▶ _Excerpt provided_
───

Mrs FS loves the Fat lass at the back range.
Since we bought some casteli kit whilst on holiday, Her other stuff was now too big and the pads were causing real discomfort, she has discovered the joys of buying cycling gear online....
However, I still can't seem to convince her that I need a new pair of Bib shorts, but that's probably something to do with the N+1 being still fresh in her mind


----------



## Smithbat (9 Jun 2016)

Firestorm said:


> Mrs FS loves the Fat lass at the back range.
> Since we bought some casteli kit whilst on holiday, Her other stuff was now too big and the pads were causing real discomfort, she has discovered the joys of buying cycling gear online....
> However, I still can't seem to convince her that I need a new pair of Bib shorts, but that's probably something to do with the N+1 being still fresh in her mind


I love looking at the Fat Lass range it is a little out of my price range at the moment though, I have found a cheaper supplier that goes up to my size called Tenn Outdoors. I would have to agree with her about the N+1, birthday present or anniversary maybe?

───

▶ _Given request A_
In the forum thread, what cheaper supplier does Smithbat say goes up to their size?
The forum thread and the entries come from unrelated sources.

▶ _Provided information_
───

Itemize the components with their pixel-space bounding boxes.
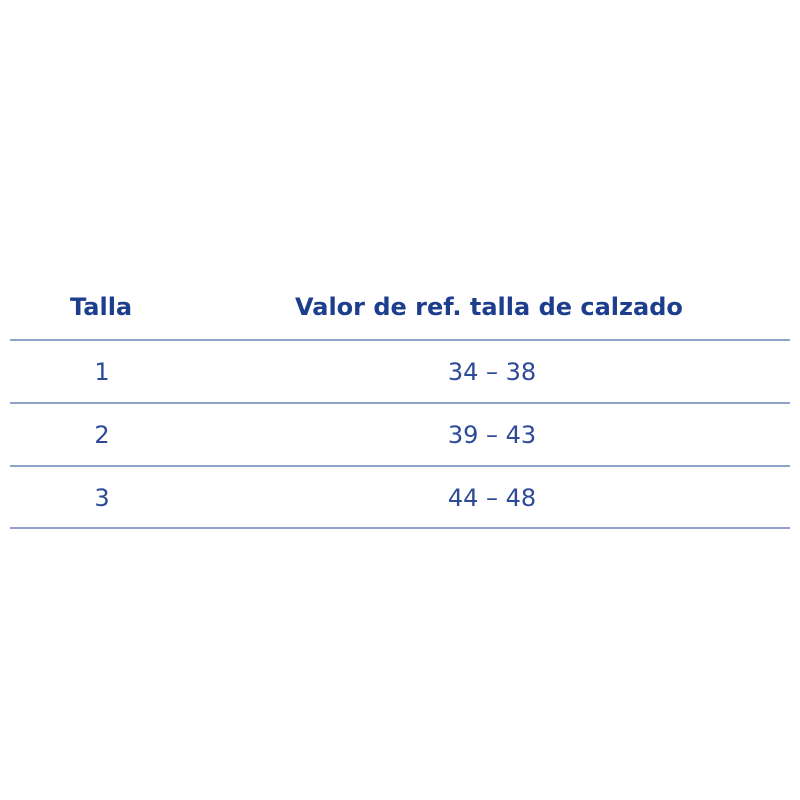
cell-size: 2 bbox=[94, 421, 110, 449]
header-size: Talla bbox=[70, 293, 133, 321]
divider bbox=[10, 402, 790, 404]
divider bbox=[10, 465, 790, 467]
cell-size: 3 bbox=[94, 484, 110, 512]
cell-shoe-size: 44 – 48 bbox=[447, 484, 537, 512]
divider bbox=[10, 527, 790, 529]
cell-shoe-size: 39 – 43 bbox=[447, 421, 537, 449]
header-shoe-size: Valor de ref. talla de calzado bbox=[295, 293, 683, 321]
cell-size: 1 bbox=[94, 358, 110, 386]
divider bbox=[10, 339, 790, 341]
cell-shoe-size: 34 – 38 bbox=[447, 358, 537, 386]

───

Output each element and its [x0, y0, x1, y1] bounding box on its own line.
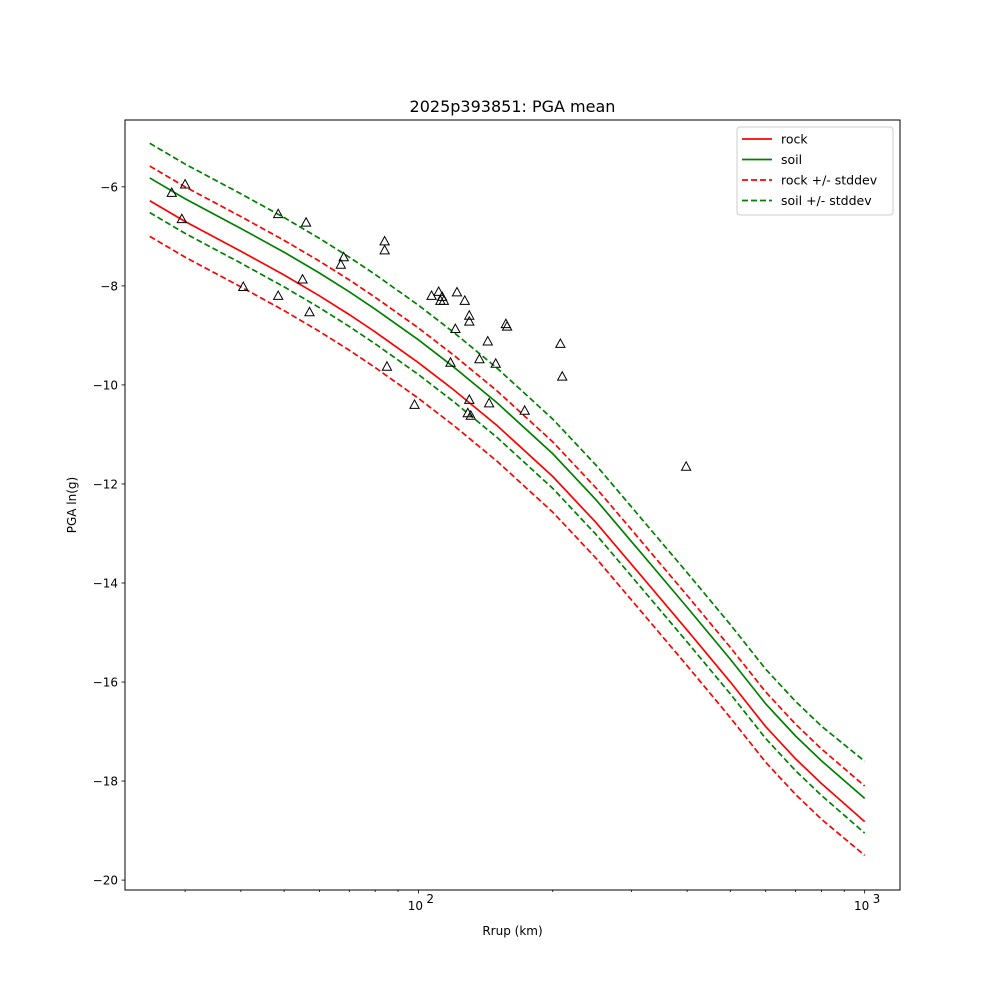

───

▶ _Given request B_
From the entries, please extract the lines starting at the line that has "Itemize the components" and stopping after the line that has "cell-shoe-size: 34 –". Omit the pictures.

▶ _Written solution A_
Tenn Outdoors

▶ _Written solution B_
Itemize the components with their pixel-space bounding boxes.
cell-size: 2 bbox=[94, 421, 110, 449]
header-size: Talla bbox=[70, 293, 133, 321]
divider bbox=[10, 402, 790, 404]
divider bbox=[10, 465, 790, 467]
cell-size: 3 bbox=[94, 484, 110, 512]
cell-shoe-size: 44 – 48 bbox=[447, 484, 537, 512]
divider bbox=[10, 527, 790, 529]
cell-shoe-size: 39 – 43 bbox=[447, 421, 537, 449]
header-shoe-size: Valor de ref. talla de calzado bbox=[295, 293, 683, 321]
cell-size: 1 bbox=[94, 358, 110, 386]
divider bbox=[10, 339, 790, 341]
cell-shoe-size: 34 – 38 bbox=[447, 358, 537, 386]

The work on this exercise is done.